Requirement:
Can you print the data exactly and leave out each image?

Data records:

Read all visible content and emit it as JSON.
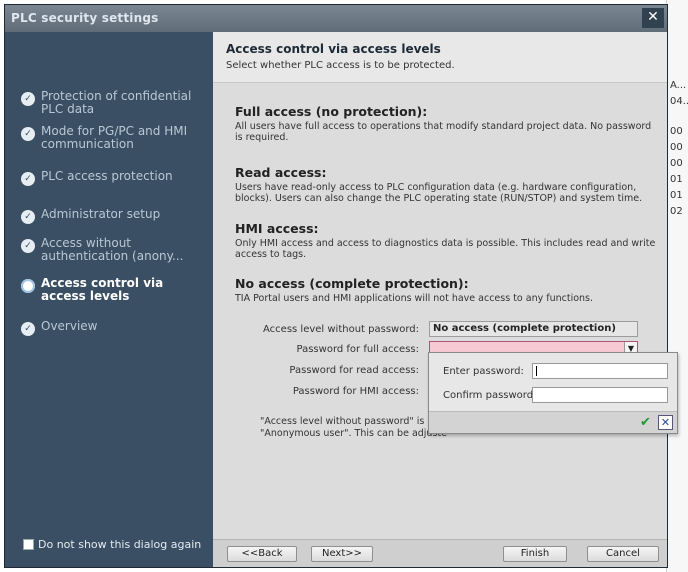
{
  "background": {
    "cells": [
      "A...",
      "04...",
      "00",
      "00",
      "00",
      "01",
      "01",
      "02"
    ]
  },
  "dialog": {
    "title": "PLC security settings",
    "close_glyph": "✕"
  },
  "sidebar": {
    "items": [
      {
        "label": "Protection of confidential PLC data",
        "active": false
      },
      {
        "label": "Mode for PG/PC and HMI communication",
        "active": false
      },
      {
        "label": "PLC access protection",
        "active": false
      },
      {
        "label": "Administrator setup",
        "active": false
      },
      {
        "label": "Access without authentication (anony...",
        "active": false
      },
      {
        "label": "Access control via access levels",
        "active": true
      },
      {
        "label": "Overview",
        "active": false
      }
    ],
    "dont_show_label": "Do not show this dialog again"
  },
  "main": {
    "heading": "Access control via access levels",
    "subheading": "Select whether PLC access is to be protected.",
    "sections": [
      {
        "title": "Full access (no protection):",
        "desc": "All users have full access to operations that modify standard project data. No password is required."
      },
      {
        "title": "Read access:",
        "desc": "Users have read-only access to PLC configuration data (e.g. hardware configuration, blocks). Users can also change the PLC operating state (RUN/STOP) and system time."
      },
      {
        "title": "HMI access:",
        "desc": "Only HMI access and access to diagnostics data is possible. This includes read and write access to tags."
      },
      {
        "title": "No access (complete protection):",
        "desc": "TIA Portal users and HMI applications will not have access to any functions."
      }
    ],
    "form": {
      "no_password_label": "Access level without password:",
      "no_password_value": "No access (complete protection)",
      "full_access_label": "Password for full access:",
      "read_access_label": "Password for read access:",
      "hmi_access_label": "Password for HMI access:"
    },
    "note_line1": "\"Access level without password\" is co",
    "note_line2": "\"Anonymous user\". This can be adjuste"
  },
  "popup": {
    "enter_label": "Enter password:",
    "confirm_label": "Confirm password:",
    "ok_glyph": "✔",
    "cancel_glyph": "✕"
  },
  "buttons": {
    "back": "<<Back",
    "next": "Next>>",
    "finish": "Finish",
    "cancel": "Cancel"
  }
}
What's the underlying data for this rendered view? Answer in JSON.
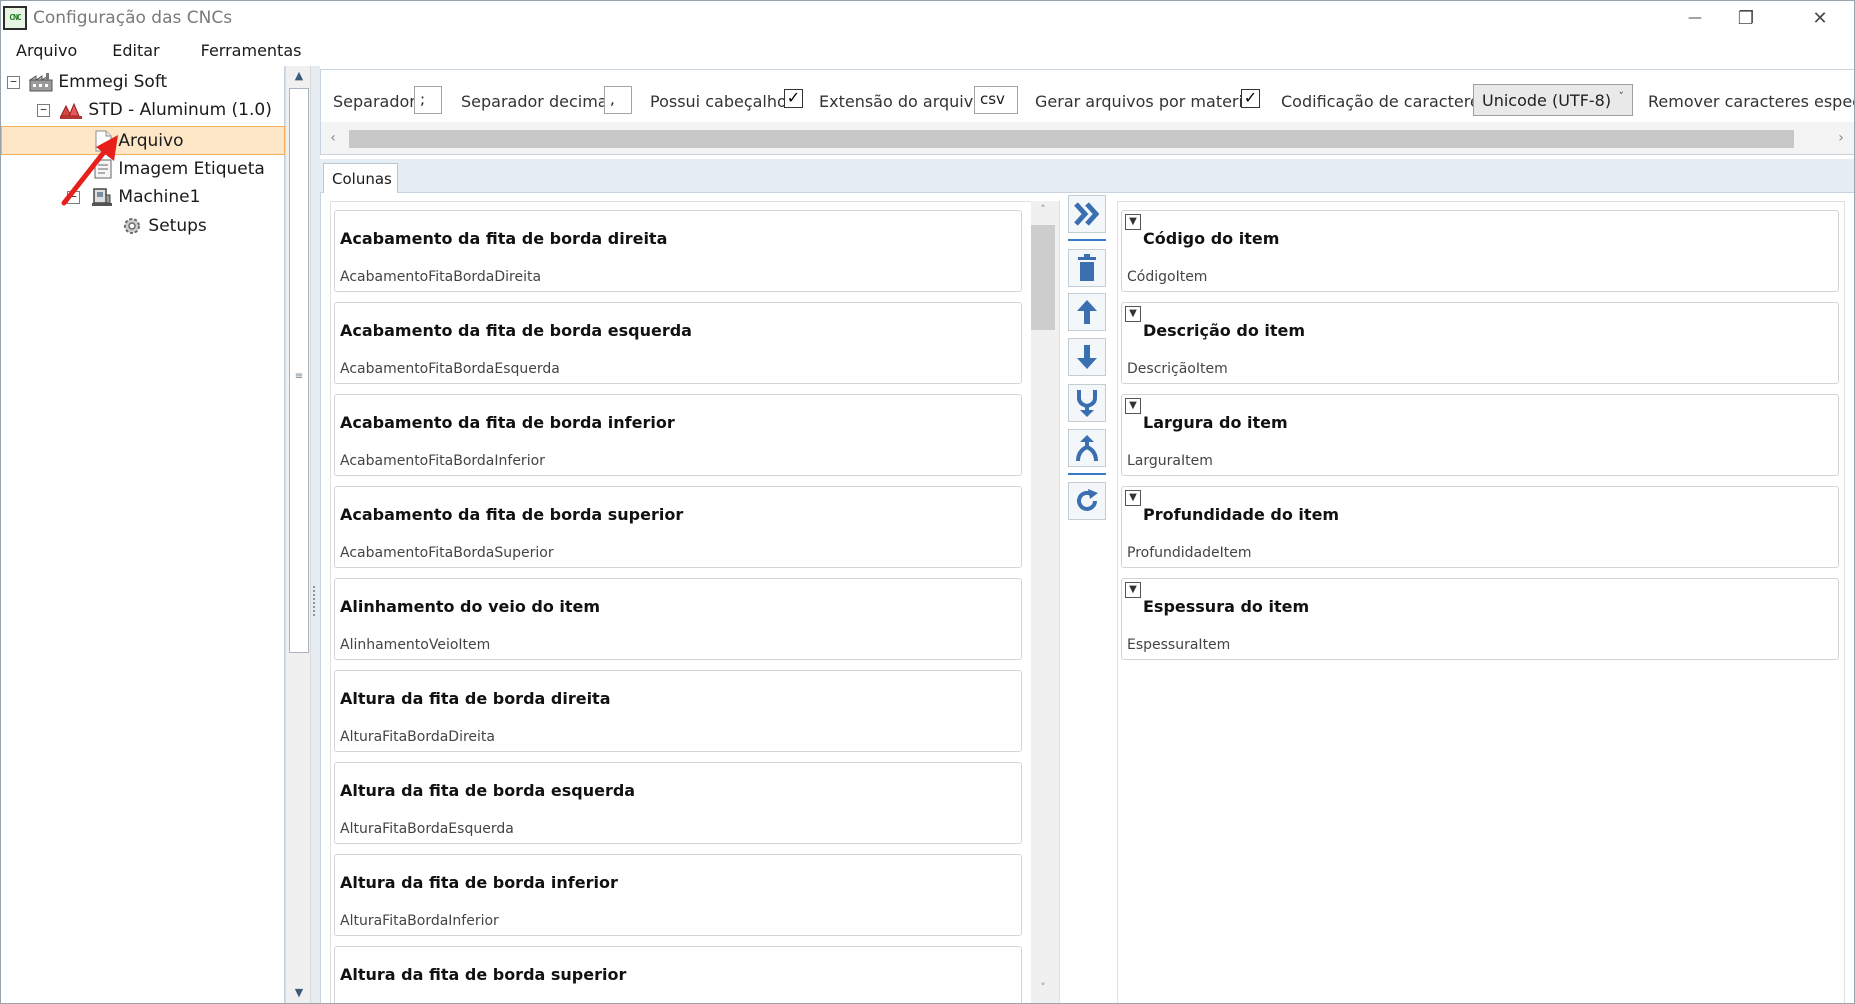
{
  "window": {
    "title": "Configuração das CNCs",
    "app_icon_text": "CNC",
    "controls": {
      "minimize": "—",
      "restore": "❐",
      "close": "✕"
    }
  },
  "menu": [
    "Arquivo",
    "Editar",
    "Ferramentas"
  ],
  "tree": {
    "root": "Emmegi Soft",
    "child": "STD - Aluminum (1.0)",
    "items": [
      "Arquivo",
      "Imagem Etiqueta",
      "Machine1",
      "Setups"
    ],
    "selected": "Arquivo"
  },
  "options": {
    "separator_label": "Separador",
    "separator_value": ";",
    "decimal_label": "Separador decimal",
    "decimal_value": ",",
    "header_label": "Possui cabeçalho",
    "header_checked": true,
    "extension_label": "Extensão do arquivo",
    "extension_value": "csv",
    "per_material_label": "Gerar arquivos por material",
    "per_material_checked": true,
    "encoding_label": "Codificação de caracteres",
    "encoding_value": "Unicode (UTF-8)",
    "remove_label": "Remover caracteres especia"
  },
  "tab": {
    "label": "Colunas"
  },
  "available_columns": [
    {
      "title": "Acabamento da fita de borda direita",
      "field": "AcabamentoFitaBordaDireita"
    },
    {
      "title": "Acabamento da fita de borda esquerda",
      "field": "AcabamentoFitaBordaEsquerda"
    },
    {
      "title": "Acabamento da fita de borda inferior",
      "field": "AcabamentoFitaBordaInferior"
    },
    {
      "title": "Acabamento da fita de borda superior",
      "field": "AcabamentoFitaBordaSuperior"
    },
    {
      "title": "Alinhamento do veio do item",
      "field": "AlinhamentoVeioItem"
    },
    {
      "title": "Altura da fita de borda direita",
      "field": "AlturaFitaBordaDireita"
    },
    {
      "title": "Altura da fita de borda esquerda",
      "field": "AlturaFitaBordaEsquerda"
    },
    {
      "title": "Altura da fita de borda inferior",
      "field": "AlturaFitaBordaInferior"
    },
    {
      "title": "Altura da fita de borda superior",
      "field": ""
    }
  ],
  "selected_columns": [
    {
      "title": "Código do item",
      "field": "CódigoItem"
    },
    {
      "title": "Descrição do item",
      "field": "DescriçãoItem"
    },
    {
      "title": "Largura do item",
      "field": "LarguraItem"
    },
    {
      "title": "Profundidade do item",
      "field": "ProfundidadeItem"
    },
    {
      "title": "Espessura do item",
      "field": "EspessuraItem"
    }
  ],
  "colors": {
    "accent_blue": "#3a6fb0",
    "selection_bg": "#fde7c7",
    "selection_border": "#f2b25c",
    "annotation_red": "#e8201c"
  }
}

Response to the exercise:
Read all visible content and emit it as JSON.
{
  "background": {
    "cells": [
      "A...",
      "04...",
      "00",
      "00",
      "00",
      "01",
      "01",
      "02"
    ]
  },
  "dialog": {
    "title": "PLC security settings",
    "close_glyph": "✕"
  },
  "sidebar": {
    "items": [
      {
        "label": "Protection of confidential PLC data",
        "active": false
      },
      {
        "label": "Mode for PG/PC and HMI communication",
        "active": false
      },
      {
        "label": "PLC access protection",
        "active": false
      },
      {
        "label": "Administrator setup",
        "active": false
      },
      {
        "label": "Access without authentication (anony...",
        "active": false
      },
      {
        "label": "Access control via access levels",
        "active": true
      },
      {
        "label": "Overview",
        "active": false
      }
    ],
    "dont_show_label": "Do not show this dialog again"
  },
  "main": {
    "heading": "Access control via access levels",
    "subheading": "Select whether PLC access is to be protected.",
    "sections": [
      {
        "title": "Full access (no protection):",
        "desc": "All users have full access to operations that modify standard project data. No password is required."
      },
      {
        "title": "Read access:",
        "desc": "Users have read-only access to PLC configuration data (e.g. hardware configuration, blocks). Users can also change the PLC operating state (RUN/STOP) and system time."
      },
      {
        "title": "HMI access:",
        "desc": "Only HMI access and access to diagnostics data is possible. This includes read and write access to tags."
      },
      {
        "title": "No access (complete protection):",
        "desc": "TIA Portal users and HMI applications will not have access to any functions."
      }
    ],
    "form": {
      "no_password_label": "Access level without password:",
      "no_password_value": "No access (complete protection)",
      "full_access_label": "Password for full access:",
      "read_access_label": "Password for read access:",
      "hmi_access_label": "Password for HMI access:"
    },
    "note_line1": "\"Access level without password\" is co",
    "note_line2": "\"Anonymous user\". This can be adjuste"
  },
  "popup": {
    "enter_label": "Enter password:",
    "confirm_label": "Confirm password:",
    "ok_glyph": "✔",
    "cancel_glyph": "✕"
  },
  "buttons": {
    "back": "<<Back",
    "next": "Next>>",
    "finish": "Finish",
    "cancel": "Cancel"
  }
}
What's the underlying data for this rendered view? Answer in JSON.
{
  "window": {
    "title": "Configuração das CNCs",
    "app_icon_text": "CNC",
    "controls": {
      "minimize": "—",
      "restore": "❐",
      "close": "✕"
    }
  },
  "menu": [
    "Arquivo",
    "Editar",
    "Ferramentas"
  ],
  "tree": {
    "root": "Emmegi Soft",
    "child": "STD - Aluminum (1.0)",
    "items": [
      "Arquivo",
      "Imagem Etiqueta",
      "Machine1",
      "Setups"
    ],
    "selected": "Arquivo"
  },
  "options": {
    "separator_label": "Separador",
    "separator_value": ";",
    "decimal_label": "Separador decimal",
    "decimal_value": ",",
    "header_label": "Possui cabeçalho",
    "header_checked": true,
    "extension_label": "Extensão do arquivo",
    "extension_value": "csv",
    "per_material_label": "Gerar arquivos por material",
    "per_material_checked": true,
    "encoding_label": "Codificação de caracteres",
    "encoding_value": "Unicode (UTF-8)",
    "remove_label": "Remover caracteres especia"
  },
  "tab": {
    "label": "Colunas"
  },
  "available_columns": [
    {
      "title": "Acabamento da fita de borda direita",
      "field": "AcabamentoFitaBordaDireita"
    },
    {
      "title": "Acabamento da fita de borda esquerda",
      "field": "AcabamentoFitaBordaEsquerda"
    },
    {
      "title": "Acabamento da fita de borda inferior",
      "field": "AcabamentoFitaBordaInferior"
    },
    {
      "title": "Acabamento da fita de borda superior",
      "field": "AcabamentoFitaBordaSuperior"
    },
    {
      "title": "Alinhamento do veio do item",
      "field": "AlinhamentoVeioItem"
    },
    {
      "title": "Altura da fita de borda direita",
      "field": "AlturaFitaBordaDireita"
    },
    {
      "title": "Altura da fita de borda esquerda",
      "field": "AlturaFitaBordaEsquerda"
    },
    {
      "title": "Altura da fita de borda inferior",
      "field": "AlturaFitaBordaInferior"
    },
    {
      "title": "Altura da fita de borda superior",
      "field": ""
    }
  ],
  "selected_columns": [
    {
      "title": "Código do item",
      "field": "CódigoItem"
    },
    {
      "title": "Descrição do item",
      "field": "DescriçãoItem"
    },
    {
      "title": "Largura do item",
      "field": "LarguraItem"
    },
    {
      "title": "Profundidade do item",
      "field": "ProfundidadeItem"
    },
    {
      "title": "Espessura do item",
      "field": "EspessuraItem"
    }
  ],
  "colors": {
    "accent_blue": "#3a6fb0",
    "selection_bg": "#fde7c7",
    "selection_border": "#f2b25c",
    "annotation_red": "#e8201c"
  }
}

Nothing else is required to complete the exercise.